WORK INSTRUCTIONS:
The records that follow are to be repeated without alteration.

═════ PROVIDED INFORMATION

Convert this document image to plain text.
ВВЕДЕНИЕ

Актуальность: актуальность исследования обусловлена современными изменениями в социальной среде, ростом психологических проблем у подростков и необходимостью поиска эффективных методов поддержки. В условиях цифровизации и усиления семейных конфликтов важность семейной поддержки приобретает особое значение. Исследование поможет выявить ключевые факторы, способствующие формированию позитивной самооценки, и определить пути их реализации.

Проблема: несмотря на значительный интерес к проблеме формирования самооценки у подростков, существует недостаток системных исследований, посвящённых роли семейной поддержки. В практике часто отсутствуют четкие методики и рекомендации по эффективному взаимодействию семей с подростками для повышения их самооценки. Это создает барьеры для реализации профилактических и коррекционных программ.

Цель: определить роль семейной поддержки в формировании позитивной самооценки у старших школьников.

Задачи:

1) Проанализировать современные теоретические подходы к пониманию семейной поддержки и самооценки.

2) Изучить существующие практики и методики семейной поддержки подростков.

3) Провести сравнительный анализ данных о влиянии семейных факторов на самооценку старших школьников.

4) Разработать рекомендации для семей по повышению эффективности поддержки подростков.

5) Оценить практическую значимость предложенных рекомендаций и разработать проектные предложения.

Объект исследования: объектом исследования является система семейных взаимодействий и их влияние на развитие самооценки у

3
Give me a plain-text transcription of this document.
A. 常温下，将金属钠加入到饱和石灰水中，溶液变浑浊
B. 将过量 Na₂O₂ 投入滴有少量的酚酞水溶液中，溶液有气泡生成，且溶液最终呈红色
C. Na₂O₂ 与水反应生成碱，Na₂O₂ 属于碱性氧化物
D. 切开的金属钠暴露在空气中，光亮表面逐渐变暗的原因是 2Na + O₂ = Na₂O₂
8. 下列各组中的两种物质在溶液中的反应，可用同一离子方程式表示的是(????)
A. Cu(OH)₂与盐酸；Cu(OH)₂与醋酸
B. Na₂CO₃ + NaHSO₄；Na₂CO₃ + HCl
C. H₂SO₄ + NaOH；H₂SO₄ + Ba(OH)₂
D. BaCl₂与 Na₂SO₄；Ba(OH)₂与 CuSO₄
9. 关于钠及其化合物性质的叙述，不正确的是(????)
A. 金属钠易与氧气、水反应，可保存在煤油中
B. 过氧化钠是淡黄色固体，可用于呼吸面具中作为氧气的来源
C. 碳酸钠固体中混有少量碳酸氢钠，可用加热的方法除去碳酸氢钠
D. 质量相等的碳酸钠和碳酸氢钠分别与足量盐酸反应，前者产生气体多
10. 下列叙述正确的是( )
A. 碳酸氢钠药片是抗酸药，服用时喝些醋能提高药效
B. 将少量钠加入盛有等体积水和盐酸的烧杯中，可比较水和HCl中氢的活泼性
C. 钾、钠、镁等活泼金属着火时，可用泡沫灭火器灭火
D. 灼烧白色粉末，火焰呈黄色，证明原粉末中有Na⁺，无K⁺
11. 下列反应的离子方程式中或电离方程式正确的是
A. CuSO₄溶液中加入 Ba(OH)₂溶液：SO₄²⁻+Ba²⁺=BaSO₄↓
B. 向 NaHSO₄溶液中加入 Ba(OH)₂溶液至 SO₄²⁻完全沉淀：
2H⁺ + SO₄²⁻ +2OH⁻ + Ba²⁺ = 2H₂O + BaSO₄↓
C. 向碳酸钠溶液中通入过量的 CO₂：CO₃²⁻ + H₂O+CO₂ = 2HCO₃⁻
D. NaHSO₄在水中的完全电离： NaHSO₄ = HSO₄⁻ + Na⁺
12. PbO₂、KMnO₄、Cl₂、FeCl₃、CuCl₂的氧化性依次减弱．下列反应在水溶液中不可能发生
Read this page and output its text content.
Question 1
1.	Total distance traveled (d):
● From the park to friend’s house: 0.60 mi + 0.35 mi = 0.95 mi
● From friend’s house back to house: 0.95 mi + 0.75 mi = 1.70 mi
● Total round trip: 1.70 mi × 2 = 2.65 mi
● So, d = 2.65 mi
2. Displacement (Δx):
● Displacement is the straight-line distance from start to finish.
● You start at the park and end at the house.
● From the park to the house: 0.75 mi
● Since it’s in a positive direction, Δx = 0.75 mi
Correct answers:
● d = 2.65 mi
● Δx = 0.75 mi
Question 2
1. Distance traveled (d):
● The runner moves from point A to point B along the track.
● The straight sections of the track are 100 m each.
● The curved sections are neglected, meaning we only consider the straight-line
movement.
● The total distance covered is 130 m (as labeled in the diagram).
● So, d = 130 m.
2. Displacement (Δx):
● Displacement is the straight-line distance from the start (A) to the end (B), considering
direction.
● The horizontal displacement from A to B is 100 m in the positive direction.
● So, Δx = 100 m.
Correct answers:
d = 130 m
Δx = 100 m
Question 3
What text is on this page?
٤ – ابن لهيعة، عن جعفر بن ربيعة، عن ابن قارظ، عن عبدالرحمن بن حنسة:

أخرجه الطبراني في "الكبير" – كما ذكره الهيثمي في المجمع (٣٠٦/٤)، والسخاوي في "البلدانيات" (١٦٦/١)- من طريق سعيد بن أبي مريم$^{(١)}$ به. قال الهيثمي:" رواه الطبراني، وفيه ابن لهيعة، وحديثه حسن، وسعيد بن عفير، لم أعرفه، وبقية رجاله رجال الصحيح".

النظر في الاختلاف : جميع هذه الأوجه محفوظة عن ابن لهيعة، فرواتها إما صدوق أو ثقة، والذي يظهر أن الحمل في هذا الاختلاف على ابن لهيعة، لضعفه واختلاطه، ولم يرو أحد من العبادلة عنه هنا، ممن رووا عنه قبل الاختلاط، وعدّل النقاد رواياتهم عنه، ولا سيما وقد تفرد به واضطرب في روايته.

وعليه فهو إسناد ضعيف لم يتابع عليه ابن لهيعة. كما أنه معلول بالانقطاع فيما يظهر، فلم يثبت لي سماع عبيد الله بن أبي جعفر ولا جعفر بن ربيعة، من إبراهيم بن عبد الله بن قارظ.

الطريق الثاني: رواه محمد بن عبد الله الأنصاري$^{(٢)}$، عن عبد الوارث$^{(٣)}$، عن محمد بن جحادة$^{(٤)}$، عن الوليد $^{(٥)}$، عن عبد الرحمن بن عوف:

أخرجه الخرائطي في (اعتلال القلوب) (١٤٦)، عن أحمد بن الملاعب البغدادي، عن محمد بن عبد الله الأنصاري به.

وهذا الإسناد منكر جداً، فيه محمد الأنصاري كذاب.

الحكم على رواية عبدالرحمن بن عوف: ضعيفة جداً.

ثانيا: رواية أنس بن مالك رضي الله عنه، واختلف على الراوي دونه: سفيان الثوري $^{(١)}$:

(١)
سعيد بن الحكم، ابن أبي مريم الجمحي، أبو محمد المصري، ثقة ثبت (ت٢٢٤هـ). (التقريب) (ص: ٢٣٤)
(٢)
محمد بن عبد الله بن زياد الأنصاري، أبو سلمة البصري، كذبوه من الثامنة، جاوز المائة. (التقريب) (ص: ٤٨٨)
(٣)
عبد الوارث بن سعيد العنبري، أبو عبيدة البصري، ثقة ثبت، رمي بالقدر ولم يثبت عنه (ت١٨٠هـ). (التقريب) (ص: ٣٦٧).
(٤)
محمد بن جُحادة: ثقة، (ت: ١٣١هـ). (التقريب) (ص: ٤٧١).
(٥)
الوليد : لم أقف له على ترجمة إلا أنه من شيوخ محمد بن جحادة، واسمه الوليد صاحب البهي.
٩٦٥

══════════

REPLY:
Convert this document image to plain text.
ВВЕДЕНИЕ

Актуальность: актуальность исследования обусловлена современными изменениями в социальной среде, ростом психологических проблем у подростков и необходимостью поиска эффективных методов поддержки. В условиях цифровизации и усиления семейных конфликтов важность семейной поддержки приобретает особое значение. Исследование поможет выявить ключевые факторы, способствующие формированию позитивной самооценки, и определить пути их реализации.

Проблема: несмотря на значительный интерес к проблеме формирования самооценки у подростков, существует недостаток системных исследований, посвящённых роли семейной поддержки. В практике часто отсутствуют четкие методики и рекомендации по эффективному взаимодействию семей с подростками для повышения их самооценки. Это создает барьеры для реализации профилактических и коррекционных программ.

Цель: определить роль семейной поддержки в формировании позитивной самооценки у старших школьников.

Задачи:

1) Проанализировать современные теоретические подходы к пониманию семейной поддержки и самооценки.

2) Изучить существующие практики и методики семейной поддержки подростков.

3) Провести сравнительный анализ данных о влиянии семейных факторов на самооценку старших школьников.

4) Разработать рекомендации для семей по повышению эффективности поддержки подростков.

5) Оценить практическую значимость предложенных рекомендаций и разработать проектные предложения.

Объект исследования: объектом исследования является система семейных взаимодействий и их влияние на развитие самооценки у

3
Give me a plain-text transcription of this document.
A. 常温下，将金属钠加入到饱和石灰水中，溶液变浑浊
B. 将过量 Na₂O₂ 投入滴有少量的酚酞水溶液中，溶液有气泡生成，且溶液最终呈红色
C. Na₂O₂ 与水反应生成碱，Na₂O₂ 属于碱性氧化物
D. 切开的金属钠暴露在空气中，光亮表面逐渐变暗的原因是 2Na + O₂ = Na₂O₂
8. 下列各组中的两种物质在溶液中的反应，可用同一离子方程式表示的是(????)
A. Cu(OH)₂与盐酸；Cu(OH)₂与醋酸
B. Na₂CO₃ + NaHSO₄；Na₂CO₃ + HCl
C. H₂SO₄ + NaOH；H₂SO₄ + Ba(OH)₂
D. BaCl₂与 Na₂SO₄；Ba(OH)₂与 CuSO₄
9. 关于钠及其化合物性质的叙述，不正确的是(????)
A. 金属钠易与氧气、水反应，可保存在煤油中
B. 过氧化钠是淡黄色固体，可用于呼吸面具中作为氧气的来源
C. 碳酸钠固体中混有少量碳酸氢钠，可用加热的方法除去碳酸氢钠
D. 质量相等的碳酸钠和碳酸氢钠分别与足量盐酸反应，前者产生气体多
10. 下列叙述正确的是( )
A. 碳酸氢钠药片是抗酸药，服用时喝些醋能提高药效
B. 将少量钠加入盛有等体积水和盐酸的烧杯中，可比较水和HCl中氢的活泼性
C. 钾、钠、镁等活泼金属着火时，可用泡沫灭火器灭火
D. 灼烧白色粉末，火焰呈黄色，证明原粉末中有Na⁺，无K⁺
11. 下列反应的离子方程式中或电离方程式正确的是
A. CuSO₄溶液中加入 Ba(OH)₂溶液：SO₄²⁻+Ba²⁺=BaSO₄↓
B. 向 NaHSO₄溶液中加入 Ba(OH)₂溶液至 SO₄²⁻完全沉淀：
2H⁺ + SO₄²⁻ +2OH⁻ + Ba²⁺ = 2H₂O + BaSO₄↓
C. 向碳酸钠溶液中通入过量的 CO₂：CO₃²⁻ + H₂O+CO₂ = 2HCO₃⁻
D. NaHSO₄在水中的完全电离： NaHSO₄ = HSO₄⁻ + Na⁺
12. PbO₂、KMnO₄、Cl₂、FeCl₃、CuCl₂的氧化性依次减弱．下列反应在水溶液中不可能发生
Read this page and output its text content.
Question 1
1.	Total distance traveled (d):
● From the park to friend’s house: 0.60 mi + 0.35 mi = 0.95 mi
● From friend’s house back to house: 0.95 mi + 0.75 mi = 1.70 mi
● Total round trip: 1.70 mi × 2 = 2.65 mi
● So, d = 2.65 mi
2. Displacement (Δx):
● Displacement is the straight-line distance from start to finish.
● You start at the park and end at the house.
● From the park to the house: 0.75 mi
● Since it’s in a positive direction, Δx = 0.75 mi
Correct answers:
● d = 2.65 mi
● Δx = 0.75 mi
Question 2
1. Distance traveled (d):
● The runner moves from point A to point B along the track.
● The straight sections of the track are 100 m each.
● The curved sections are neglected, meaning we only consider the straight-line
movement.
● The total distance covered is 130 m (as labeled in the diagram).
● So, d = 130 m.
2. Displacement (Δx):
● Displacement is the straight-line distance from the start (A) to the end (B), considering
direction.
● The horizontal displacement from A to B is 100 m in the positive direction.
● So, Δx = 100 m.
Correct answers:
d = 130 m
Δx = 100 m
Question 3
What text is on this page?
٤ – ابن لهيعة، عن جعفر بن ربيعة، عن ابن قارظ، عن عبدالرحمن بن حنسة:

أخرجه الطبراني في "الكبير" – كما ذكره الهيثمي في المجمع (٣٠٦/٤)، والسخاوي في "البلدانيات" (١٦٦/١)- من طريق سعيد بن أبي مريم$^{(١)}$ به. قال الهيثمي:" رواه الطبراني، وفيه ابن لهيعة، وحديثه حسن، وسعيد بن عفير، لم أعرفه، وبقية رجاله رجال الصحيح".

النظر في الاختلاف : جميع هذه الأوجه محفوظة عن ابن لهيعة، فرواتها إما صدوق أو ثقة، والذي يظهر أن الحمل في هذا الاختلاف على ابن لهيعة، لضعفه واختلاطه، ولم يرو أحد من العبادلة عنه هنا، ممن رووا عنه قبل الاختلاط، وعدّل النقاد رواياتهم عنه، ولا سيما وقد تفرد به واضطرب في روايته.

وعليه فهو إسناد ضعيف لم يتابع عليه ابن لهيعة. كما أنه معلول بالانقطاع فيما يظهر، فلم يثبت لي سماع عبيد الله بن أبي جعفر ولا جعفر بن ربيعة، من إبراهيم بن عبد الله بن قارظ.

الطريق الثاني: رواه محمد بن عبد الله الأنصاري$^{(٢)}$، عن عبد الوارث$^{(٣)}$، عن محمد بن جحادة$^{(٤)}$، عن الوليد $^{(٥)}$، عن عبد الرحمن بن عوف:

أخرجه الخرائطي في (اعتلال القلوب) (١٤٦)، عن أحمد بن الملاعب البغدادي، عن محمد بن عبد الله الأنصاري به.

وهذا الإسناد منكر جداً، فيه محمد الأنصاري كذاب.

الحكم على رواية عبدالرحمن بن عوف: ضعيفة جداً.

ثانيا: رواية أنس بن مالك رضي الله عنه، واختلف على الراوي دونه: سفيان الثوري $^{(١)}$:

(١)
سعيد بن الحكم، ابن أبي مريم الجمحي، أبو محمد المصري، ثقة ثبت (ت٢٢٤هـ). (التقريب) (ص: ٢٣٤)
(٢)
محمد بن عبد الله بن زياد الأنصاري، أبو سلمة البصري، كذبوه من الثامنة، جاوز المائة. (التقريب) (ص: ٤٨٨)
(٣)
عبد الوارث بن سعيد العنبري، أبو عبيدة البصري، ثقة ثبت، رمي بالقدر ولم يثبت عنه (ت١٨٠هـ). (التقريب) (ص: ٣٦٧).
(٤)
محمد بن جُحادة: ثقة، (ت: ١٣١هـ). (التقريب) (ص: ٤٧١).
(٥)
الوليد : لم أقف له على ترجمة إلا أنه من شيوخ محمد بن جحادة، واسمه الوليد صاحب البهي.
٩٦٥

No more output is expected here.